-- Records to use start --

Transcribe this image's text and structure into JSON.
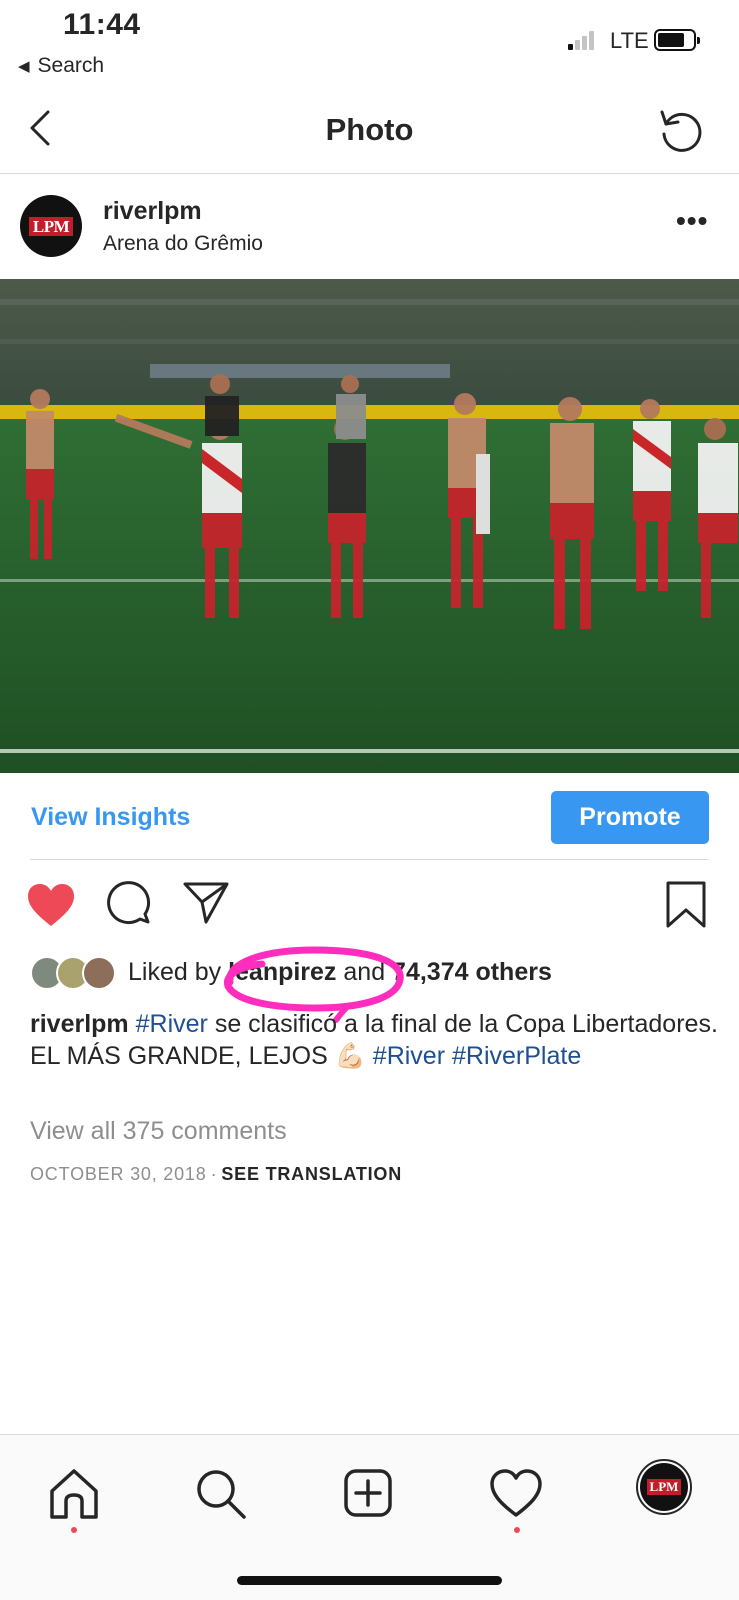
{
  "status_bar": {
    "time": "11:44",
    "back_app": "Search",
    "network": "LTE"
  },
  "nav": {
    "title": "Photo",
    "back_icon": "chevron-left-icon",
    "refresh_icon": "refresh-icon"
  },
  "post": {
    "username": "riverlpm",
    "location": "Arena do Grêmio",
    "avatar_text": "LPM",
    "more_label": "•••",
    "photo_icon": "photo"
  },
  "insights": {
    "view_insights_label": "View Insights",
    "promote_label": "Promote"
  },
  "actions": {
    "liked": true,
    "like_color": "#ed4956"
  },
  "likes": {
    "prefix": "Liked by ",
    "liker": "leanpirez",
    "middle": " and ",
    "count": "74,374 others",
    "highlight_color": "#ff2dbd"
  },
  "caption": {
    "username": "riverlpm",
    "tag1": "#River",
    "text": " se clasificó a la final de la Copa Libertadores. EL MÁS GRANDE, LEJOS 💪🏻 ",
    "tag2": "#River",
    "tag3": "#RiverPlate"
  },
  "comments": {
    "view_all_label": "View all 375 comments"
  },
  "meta": {
    "date": "OCTOBER 30, 2018",
    "separator": "·",
    "see_translation": "SEE TRANSLATION"
  },
  "tabbar": {
    "profile_text": "LPM"
  }
}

-- Records to use end --

### Problem to work on
Leave out the pictures and print each record exactly as it stands.

### Output of the task
Transcribe this image's text and structure into JSON.
{
  "status_bar": {
    "time": "11:44",
    "back_app": "Search",
    "network": "LTE"
  },
  "nav": {
    "title": "Photo",
    "back_icon": "chevron-left-icon",
    "refresh_icon": "refresh-icon"
  },
  "post": {
    "username": "riverlpm",
    "location": "Arena do Grêmio",
    "avatar_text": "LPM",
    "more_label": "•••",
    "photo_icon": "photo"
  },
  "insights": {
    "view_insights_label": "View Insights",
    "promote_label": "Promote"
  },
  "actions": {
    "liked": true,
    "like_color": "#ed4956"
  },
  "likes": {
    "prefix": "Liked by ",
    "liker": "leanpirez",
    "middle": " and ",
    "count": "74,374 others",
    "highlight_color": "#ff2dbd"
  },
  "caption": {
    "username": "riverlpm",
    "tag1": "#River",
    "text": " se clasificó a la final de la Copa Libertadores. EL MÁS GRANDE, LEJOS 💪🏻 ",
    "tag2": "#River",
    "tag3": "#RiverPlate"
  },
  "comments": {
    "view_all_label": "View all 375 comments"
  },
  "meta": {
    "date": "OCTOBER 30, 2018",
    "separator": "·",
    "see_translation": "SEE TRANSLATION"
  },
  "tabbar": {
    "profile_text": "LPM"
  }
}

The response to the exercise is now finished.